### EXERCISE
Reproduce the listing verbatim.

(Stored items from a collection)
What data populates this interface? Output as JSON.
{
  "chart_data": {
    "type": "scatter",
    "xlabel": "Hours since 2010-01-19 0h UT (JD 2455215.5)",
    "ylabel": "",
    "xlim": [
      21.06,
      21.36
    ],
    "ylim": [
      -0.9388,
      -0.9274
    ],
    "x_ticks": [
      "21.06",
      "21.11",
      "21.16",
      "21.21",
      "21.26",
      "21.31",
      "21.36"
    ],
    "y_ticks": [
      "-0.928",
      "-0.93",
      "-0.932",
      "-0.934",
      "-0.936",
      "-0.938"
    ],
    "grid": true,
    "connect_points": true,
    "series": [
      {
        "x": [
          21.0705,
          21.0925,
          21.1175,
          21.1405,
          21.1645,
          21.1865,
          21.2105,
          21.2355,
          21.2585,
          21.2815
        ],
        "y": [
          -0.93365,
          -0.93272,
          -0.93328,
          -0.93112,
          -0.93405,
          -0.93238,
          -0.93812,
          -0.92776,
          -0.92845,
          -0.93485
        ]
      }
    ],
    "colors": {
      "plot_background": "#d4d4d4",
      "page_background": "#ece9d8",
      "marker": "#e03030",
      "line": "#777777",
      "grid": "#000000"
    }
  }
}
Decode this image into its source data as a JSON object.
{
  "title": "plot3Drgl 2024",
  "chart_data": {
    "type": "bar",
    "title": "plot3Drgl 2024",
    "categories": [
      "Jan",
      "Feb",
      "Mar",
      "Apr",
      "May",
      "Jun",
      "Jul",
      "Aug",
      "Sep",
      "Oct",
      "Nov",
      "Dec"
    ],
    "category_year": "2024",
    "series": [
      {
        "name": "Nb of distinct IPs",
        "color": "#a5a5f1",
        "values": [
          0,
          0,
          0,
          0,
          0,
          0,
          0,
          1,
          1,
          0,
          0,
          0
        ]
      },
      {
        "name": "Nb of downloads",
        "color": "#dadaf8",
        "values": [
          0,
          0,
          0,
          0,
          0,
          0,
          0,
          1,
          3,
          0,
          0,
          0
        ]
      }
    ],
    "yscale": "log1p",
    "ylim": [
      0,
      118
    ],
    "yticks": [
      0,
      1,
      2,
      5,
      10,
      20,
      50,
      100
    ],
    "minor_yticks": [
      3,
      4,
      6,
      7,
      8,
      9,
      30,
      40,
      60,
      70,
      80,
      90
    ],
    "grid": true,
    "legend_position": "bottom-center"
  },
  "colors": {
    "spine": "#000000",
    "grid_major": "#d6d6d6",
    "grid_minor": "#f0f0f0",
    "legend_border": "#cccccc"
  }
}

### COMPLETE OUTPUT
What data populates this interface? Output as JSON.
{
  "chart_data": {
    "type": "scatter",
    "xlabel": "Hours since 2010-01-19 0h UT (JD 2455215.5)",
    "ylabel": "",
    "xlim": [
      21.06,
      21.36
    ],
    "ylim": [
      -0.9388,
      -0.9274
    ],
    "x_ticks": [
      "21.06",
      "21.11",
      "21.16",
      "21.21",
      "21.26",
      "21.31",
      "21.36"
    ],
    "y_ticks": [
      "-0.928",
      "-0.93",
      "-0.932",
      "-0.934",
      "-0.936",
      "-0.938"
    ],
    "grid": true,
    "connect_points": true,
    "series": [
      {
        "x": [
          21.0705,
          21.0925,
          21.1175,
          21.1405,
          21.1645,
          21.1865,
          21.2105,
          21.2355,
          21.2585,
          21.2815
        ],
        "y": [
          -0.93365,
          -0.93272,
          -0.93328,
          -0.93112,
          -0.93405,
          -0.93238,
          -0.93812,
          -0.92776,
          -0.92845,
          -0.93485
        ]
      }
    ],
    "colors": {
      "plot_background": "#d4d4d4",
      "page_background": "#ece9d8",
      "marker": "#e03030",
      "line": "#777777",
      "grid": "#000000"
    }
  }
}
Decode this image into its source data as a JSON object.
{
  "title": "plot3Drgl 2024",
  "chart_data": {
    "type": "bar",
    "title": "plot3Drgl 2024",
    "categories": [
      "Jan",
      "Feb",
      "Mar",
      "Apr",
      "May",
      "Jun",
      "Jul",
      "Aug",
      "Sep",
      "Oct",
      "Nov",
      "Dec"
    ],
    "category_year": "2024",
    "series": [
      {
        "name": "Nb of distinct IPs",
        "color": "#a5a5f1",
        "values": [
          0,
          0,
          0,
          0,
          0,
          0,
          0,
          1,
          1,
          0,
          0,
          0
        ]
      },
      {
        "name": "Nb of downloads",
        "color": "#dadaf8",
        "values": [
          0,
          0,
          0,
          0,
          0,
          0,
          0,
          1,
          3,
          0,
          0,
          0
        ]
      }
    ],
    "yscale": "log1p",
    "ylim": [
      0,
      118
    ],
    "yticks": [
      0,
      1,
      2,
      5,
      10,
      20,
      50,
      100
    ],
    "minor_yticks": [
      3,
      4,
      6,
      7,
      8,
      9,
      30,
      40,
      60,
      70,
      80,
      90
    ],
    "grid": true,
    "legend_position": "bottom-center"
  },
  "colors": {
    "spine": "#000000",
    "grid_major": "#d6d6d6",
    "grid_minor": "#f0f0f0",
    "legend_border": "#cccccc"
  }
}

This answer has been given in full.